Stated problem: Look through the data below and return each line where "reading" appears.

Extracted information:
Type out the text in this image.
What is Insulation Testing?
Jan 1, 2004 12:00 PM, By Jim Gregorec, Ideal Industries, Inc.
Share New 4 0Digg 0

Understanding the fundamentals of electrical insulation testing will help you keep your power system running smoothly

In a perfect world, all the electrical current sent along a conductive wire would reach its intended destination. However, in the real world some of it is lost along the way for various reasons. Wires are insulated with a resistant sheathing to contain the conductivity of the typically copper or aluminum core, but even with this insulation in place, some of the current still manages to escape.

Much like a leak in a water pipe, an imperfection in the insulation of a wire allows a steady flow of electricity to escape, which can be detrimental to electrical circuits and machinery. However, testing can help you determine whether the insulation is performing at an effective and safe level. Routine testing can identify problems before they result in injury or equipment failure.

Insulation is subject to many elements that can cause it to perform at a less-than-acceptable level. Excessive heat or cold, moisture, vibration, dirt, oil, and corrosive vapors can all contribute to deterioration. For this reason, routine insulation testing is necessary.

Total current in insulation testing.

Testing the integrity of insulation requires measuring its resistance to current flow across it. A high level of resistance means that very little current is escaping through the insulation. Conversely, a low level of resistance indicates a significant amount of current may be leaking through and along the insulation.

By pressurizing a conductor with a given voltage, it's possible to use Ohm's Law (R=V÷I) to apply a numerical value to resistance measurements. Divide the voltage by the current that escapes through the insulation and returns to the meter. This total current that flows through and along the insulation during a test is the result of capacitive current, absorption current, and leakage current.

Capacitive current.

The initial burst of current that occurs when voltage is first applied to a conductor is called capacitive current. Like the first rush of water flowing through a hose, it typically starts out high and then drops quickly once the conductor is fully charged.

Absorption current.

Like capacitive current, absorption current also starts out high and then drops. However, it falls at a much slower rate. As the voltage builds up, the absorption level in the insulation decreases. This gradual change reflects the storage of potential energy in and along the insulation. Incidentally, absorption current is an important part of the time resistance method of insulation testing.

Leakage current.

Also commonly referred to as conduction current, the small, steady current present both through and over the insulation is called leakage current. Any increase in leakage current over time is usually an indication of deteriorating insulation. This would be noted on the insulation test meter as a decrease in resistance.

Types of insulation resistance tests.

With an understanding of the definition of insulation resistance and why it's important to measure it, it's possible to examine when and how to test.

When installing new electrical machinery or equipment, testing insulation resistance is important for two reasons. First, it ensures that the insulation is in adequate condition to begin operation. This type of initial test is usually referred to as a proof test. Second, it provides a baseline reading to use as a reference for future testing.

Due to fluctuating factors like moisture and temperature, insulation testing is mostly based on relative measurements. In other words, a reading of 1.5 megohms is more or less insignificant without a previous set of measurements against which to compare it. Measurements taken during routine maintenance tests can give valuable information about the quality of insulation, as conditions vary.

The reply:
When installing new electrical machinery or equipment, testing insulation resistance is important for two reasons. First, it ensures that the insulation is in adequate condition to begin operation. This type of initial test is usually referred to as a proof test. Second, it provides a baseline reading to use as a reference for future testing.
Due to fluctuating factors like moisture and temperature, insulation testing is mostly based on relative measurements. In other words, a reading of 1.5 megohms is more or less insignificant without a previous set of measurements against which to compare it. Measurements taken during routine maintenance tests can give valuable information about the quality of insulation, as conditions vary.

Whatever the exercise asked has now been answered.